-- START OF THE RECORDS --
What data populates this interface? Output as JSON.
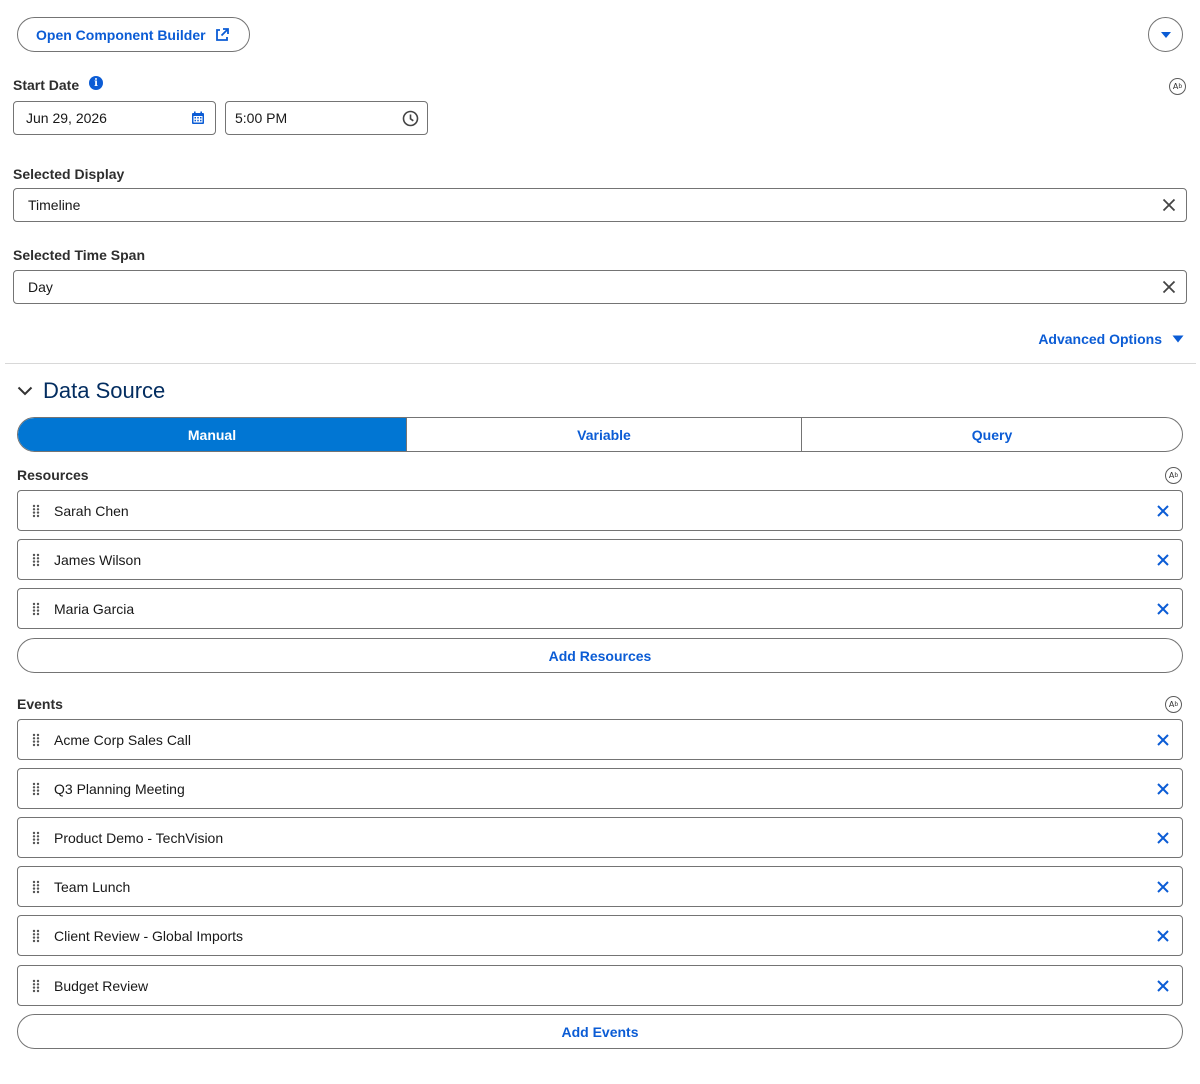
{
  "top": {
    "open_builder_label": "Open Component Builder",
    "icons": {
      "external": "external-link-icon",
      "dropdown": "chevron-down-icon"
    }
  },
  "start_date": {
    "label": "Start Date",
    "info_icon_glyph": "i",
    "date_value": "Jun 29, 2026",
    "time_value": "5:00 PM"
  },
  "selected_display": {
    "label": "Selected Display",
    "value": "Timeline"
  },
  "selected_time_span": {
    "label": "Selected Time Span",
    "value": "Day"
  },
  "advanced_options_label": "Advanced Options",
  "data_source": {
    "title": "Data Source",
    "tabs": [
      {
        "label": "Manual",
        "active": true
      },
      {
        "label": "Variable",
        "active": false
      },
      {
        "label": "Query",
        "active": false
      }
    ]
  },
  "resources": {
    "label": "Resources",
    "items": [
      "Sarah Chen",
      "James Wilson",
      "Maria Garcia"
    ],
    "add_label": "Add Resources"
  },
  "events": {
    "label": "Events",
    "items": [
      "Acme Corp Sales Call",
      "Q3 Planning Meeting",
      "Product Demo - TechVision",
      "Team Lunch",
      "Client Review - Global Imports",
      "Budget Review"
    ],
    "add_label": "Add Events"
  },
  "colors": {
    "brand": "#0b5cd5",
    "active_tab": "#0176d3",
    "heading": "#032d60",
    "border": "#747474"
  }
}
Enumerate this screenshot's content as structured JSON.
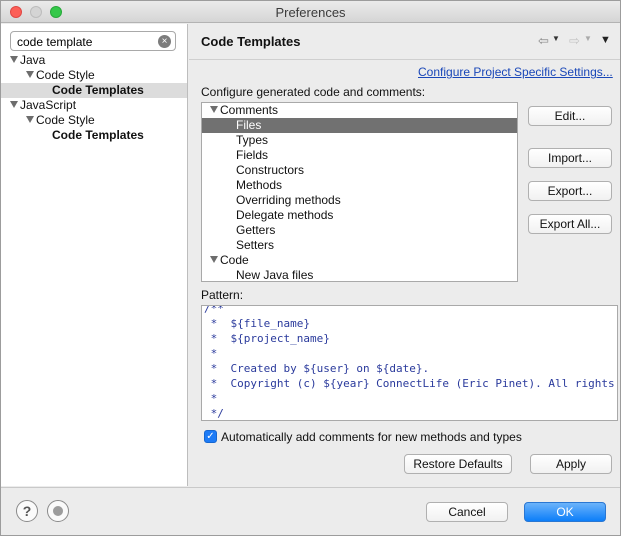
{
  "window": {
    "title": "Preferences"
  },
  "filter": {
    "value": "code template"
  },
  "left_tree": [
    {
      "label": "Java",
      "indent": 0,
      "expanded": true,
      "bold": false,
      "selected": false
    },
    {
      "label": "Code Style",
      "indent": 1,
      "expanded": true,
      "bold": false,
      "selected": false
    },
    {
      "label": "Code Templates",
      "indent": 2,
      "expanded": false,
      "bold": true,
      "selected": true
    },
    {
      "label": "JavaScript",
      "indent": 0,
      "expanded": true,
      "bold": false,
      "selected": false
    },
    {
      "label": "Code Style",
      "indent": 1,
      "expanded": true,
      "bold": false,
      "selected": false
    },
    {
      "label": "Code Templates",
      "indent": 2,
      "expanded": false,
      "bold": true,
      "selected": false
    }
  ],
  "page": {
    "title": "Code Templates",
    "config_link": "Configure Project Specific Settings...",
    "configure_label": "Configure generated code and comments:",
    "pattern_label": "Pattern:",
    "auto_comments_label": "Automatically add comments for new methods and types",
    "auto_comments_checked": true
  },
  "template_tree": [
    {
      "label": "Comments",
      "group": true,
      "selected": false
    },
    {
      "label": "Files",
      "group": false,
      "selected": true
    },
    {
      "label": "Types",
      "group": false,
      "selected": false
    },
    {
      "label": "Fields",
      "group": false,
      "selected": false
    },
    {
      "label": "Constructors",
      "group": false,
      "selected": false
    },
    {
      "label": "Methods",
      "group": false,
      "selected": false
    },
    {
      "label": "Overriding methods",
      "group": false,
      "selected": false
    },
    {
      "label": "Delegate methods",
      "group": false,
      "selected": false
    },
    {
      "label": "Getters",
      "group": false,
      "selected": false
    },
    {
      "label": "Setters",
      "group": false,
      "selected": false
    },
    {
      "label": "Code",
      "group": true,
      "selected": false
    },
    {
      "label": "New Java files",
      "group": false,
      "selected": false
    }
  ],
  "buttons": {
    "edit": "Edit...",
    "import": "Import...",
    "export": "Export...",
    "export_all": "Export All...",
    "restore_defaults": "Restore Defaults",
    "apply": "Apply",
    "cancel": "Cancel",
    "ok": "OK"
  },
  "pattern_lines": [
    "/**",
    " *  ${file_name}",
    " *  ${project_name}",
    " *",
    " *  Created by ${user} on ${date}.",
    " *  Copyright (c) ${year} ConnectLife (Eric Pinet). All rights reserved.",
    " *",
    " */"
  ],
  "icons": {
    "back": "⇦",
    "forward": "⇨",
    "menu": "▼",
    "help": "?",
    "check": "✓",
    "clear": "×"
  },
  "colors": {
    "selection": "#717171",
    "link": "#1a47b8",
    "primary": "#0c7ef9",
    "pattern_text": "#2a3a9c"
  }
}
-- END OF THE RECORDS --
- **EXERCISE DETAILS**
Pictures are excluded; output everything else in the data verbatim.

- **FINISHED ANSWER**
What data populates this interface? Output as JSON.
{
  "top": {
    "open_builder_label": "Open Component Builder",
    "icons": {
      "external": "external-link-icon",
      "dropdown": "chevron-down-icon"
    }
  },
  "start_date": {
    "label": "Start Date",
    "info_icon_glyph": "i",
    "date_value": "Jun 29, 2026",
    "time_value": "5:00 PM"
  },
  "selected_display": {
    "label": "Selected Display",
    "value": "Timeline"
  },
  "selected_time_span": {
    "label": "Selected Time Span",
    "value": "Day"
  },
  "advanced_options_label": "Advanced Options",
  "data_source": {
    "title": "Data Source",
    "tabs": [
      {
        "label": "Manual",
        "active": true
      },
      {
        "label": "Variable",
        "active": false
      },
      {
        "label": "Query",
        "active": false
      }
    ]
  },
  "resources": {
    "label": "Resources",
    "items": [
      "Sarah Chen",
      "James Wilson",
      "Maria Garcia"
    ],
    "add_label": "Add Resources"
  },
  "events": {
    "label": "Events",
    "items": [
      "Acme Corp Sales Call",
      "Q3 Planning Meeting",
      "Product Demo - TechVision",
      "Team Lunch",
      "Client Review - Global Imports",
      "Budget Review"
    ],
    "add_label": "Add Events"
  },
  "colors": {
    "brand": "#0b5cd5",
    "active_tab": "#0176d3",
    "heading": "#032d60",
    "border": "#747474"
  }
}
Enumerate this screenshot's content as structured JSON.
{
  "window": {
    "title": "Preferences"
  },
  "filter": {
    "value": "code template"
  },
  "left_tree": [
    {
      "label": "Java",
      "indent": 0,
      "expanded": true,
      "bold": false,
      "selected": false
    },
    {
      "label": "Code Style",
      "indent": 1,
      "expanded": true,
      "bold": false,
      "selected": false
    },
    {
      "label": "Code Templates",
      "indent": 2,
      "expanded": false,
      "bold": true,
      "selected": true
    },
    {
      "label": "JavaScript",
      "indent": 0,
      "expanded": true,
      "bold": false,
      "selected": false
    },
    {
      "label": "Code Style",
      "indent": 1,
      "expanded": true,
      "bold": false,
      "selected": false
    },
    {
      "label": "Code Templates",
      "indent": 2,
      "expanded": false,
      "bold": true,
      "selected": false
    }
  ],
  "page": {
    "title": "Code Templates",
    "config_link": "Configure Project Specific Settings...",
    "configure_label": "Configure generated code and comments:",
    "pattern_label": "Pattern:",
    "auto_comments_label": "Automatically add comments for new methods and types",
    "auto_comments_checked": true
  },
  "template_tree": [
    {
      "label": "Comments",
      "group": true,
      "selected": false
    },
    {
      "label": "Files",
      "group": false,
      "selected": true
    },
    {
      "label": "Types",
      "group": false,
      "selected": false
    },
    {
      "label": "Fields",
      "group": false,
      "selected": false
    },
    {
      "label": "Constructors",
      "group": false,
      "selected": false
    },
    {
      "label": "Methods",
      "group": false,
      "selected": false
    },
    {
      "label": "Overriding methods",
      "group": false,
      "selected": false
    },
    {
      "label": "Delegate methods",
      "group": false,
      "selected": false
    },
    {
      "label": "Getters",
      "group": false,
      "selected": false
    },
    {
      "label": "Setters",
      "group": false,
      "selected": false
    },
    {
      "label": "Code",
      "group": true,
      "selected": false
    },
    {
      "label": "New Java files",
      "group": false,
      "selected": false
    }
  ],
  "buttons": {
    "edit": "Edit...",
    "import": "Import...",
    "export": "Export...",
    "export_all": "Export All...",
    "restore_defaults": "Restore Defaults",
    "apply": "Apply",
    "cancel": "Cancel",
    "ok": "OK"
  },
  "pattern_lines": [
    "/**",
    " *  ${file_name}",
    " *  ${project_name}",
    " *",
    " *  Created by ${user} on ${date}.",
    " *  Copyright (c) ${year} ConnectLife (Eric Pinet). All rights reserved.",
    " *",
    " */"
  ],
  "icons": {
    "back": "⇦",
    "forward": "⇨",
    "menu": "▼",
    "help": "?",
    "check": "✓",
    "clear": "×"
  },
  "colors": {
    "selection": "#717171",
    "link": "#1a47b8",
    "primary": "#0c7ef9",
    "pattern_text": "#2a3a9c"
  }
}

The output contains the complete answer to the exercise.